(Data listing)
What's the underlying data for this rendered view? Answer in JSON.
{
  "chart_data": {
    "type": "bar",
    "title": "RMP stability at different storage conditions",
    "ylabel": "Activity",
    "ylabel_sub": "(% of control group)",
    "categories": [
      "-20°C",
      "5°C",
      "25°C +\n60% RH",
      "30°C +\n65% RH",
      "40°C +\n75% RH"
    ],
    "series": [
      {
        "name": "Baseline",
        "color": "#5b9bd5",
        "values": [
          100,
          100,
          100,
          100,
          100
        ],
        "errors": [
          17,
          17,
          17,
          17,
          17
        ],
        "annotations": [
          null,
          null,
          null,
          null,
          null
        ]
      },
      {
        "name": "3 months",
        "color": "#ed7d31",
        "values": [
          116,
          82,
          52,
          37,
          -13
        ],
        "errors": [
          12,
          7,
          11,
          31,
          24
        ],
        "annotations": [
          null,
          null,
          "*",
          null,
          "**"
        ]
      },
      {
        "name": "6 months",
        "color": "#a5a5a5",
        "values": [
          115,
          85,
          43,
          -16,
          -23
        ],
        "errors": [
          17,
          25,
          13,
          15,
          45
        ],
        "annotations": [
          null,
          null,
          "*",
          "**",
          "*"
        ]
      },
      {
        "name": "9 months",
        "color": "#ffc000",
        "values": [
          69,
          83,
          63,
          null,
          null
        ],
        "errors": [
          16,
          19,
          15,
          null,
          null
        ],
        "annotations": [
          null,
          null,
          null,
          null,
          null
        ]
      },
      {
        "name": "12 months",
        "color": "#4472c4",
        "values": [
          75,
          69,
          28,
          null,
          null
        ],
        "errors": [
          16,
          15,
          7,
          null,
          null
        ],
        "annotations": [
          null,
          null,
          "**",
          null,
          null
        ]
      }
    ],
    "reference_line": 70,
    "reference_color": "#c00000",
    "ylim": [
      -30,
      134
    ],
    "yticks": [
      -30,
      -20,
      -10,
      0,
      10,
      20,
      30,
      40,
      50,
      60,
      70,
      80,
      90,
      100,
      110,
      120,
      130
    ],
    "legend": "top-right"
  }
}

* **What is being asked**: Restate the whole of the material exactly.

* **Right answer**:
What's the underlying data for this rendered view? Answer in JSON.
{
  "chart_data": {
    "type": "bar",
    "title": "RMP stability at different storage conditions",
    "ylabel": "Activity",
    "ylabel_sub": "(% of control group)",
    "categories": [
      "-20°C",
      "5°C",
      "25°C +\n60% RH",
      "30°C +\n65% RH",
      "40°C +\n75% RH"
    ],
    "series": [
      {
        "name": "Baseline",
        "color": "#5b9bd5",
        "values": [
          100,
          100,
          100,
          100,
          100
        ],
        "errors": [
          17,
          17,
          17,
          17,
          17
        ],
        "annotations": [
          null,
          null,
          null,
          null,
          null
        ]
      },
      {
        "name": "3 months",
        "color": "#ed7d31",
        "values": [
          116,
          82,
          52,
          37,
          -13
        ],
        "errors": [
          12,
          7,
          11,
          31,
          24
        ],
        "annotations": [
          null,
          null,
          "*",
          null,
          "**"
        ]
      },
      {
        "name": "6 months",
        "color": "#a5a5a5",
        "values": [
          115,
          85,
          43,
          -16,
          -23
        ],
        "errors": [
          17,
          25,
          13,
          15,
          45
        ],
        "annotations": [
          null,
          null,
          "*",
          "**",
          "*"
        ]
      },
      {
        "name": "9 months",
        "color": "#ffc000",
        "values": [
          69,
          83,
          63,
          null,
          null
        ],
        "errors": [
          16,
          19,
          15,
          null,
          null
        ],
        "annotations": [
          null,
          null,
          null,
          null,
          null
        ]
      },
      {
        "name": "12 months",
        "color": "#4472c4",
        "values": [
          75,
          69,
          28,
          null,
          null
        ],
        "errors": [
          16,
          15,
          7,
          null,
          null
        ],
        "annotations": [
          null,
          null,
          "**",
          null,
          null
        ]
      }
    ],
    "reference_line": 70,
    "reference_color": "#c00000",
    "ylim": [
      -30,
      134
    ],
    "yticks": [
      -30,
      -20,
      -10,
      0,
      10,
      20,
      30,
      40,
      50,
      60,
      70,
      80,
      90,
      100,
      110,
      120,
      130
    ],
    "legend": "top-right"
  }
}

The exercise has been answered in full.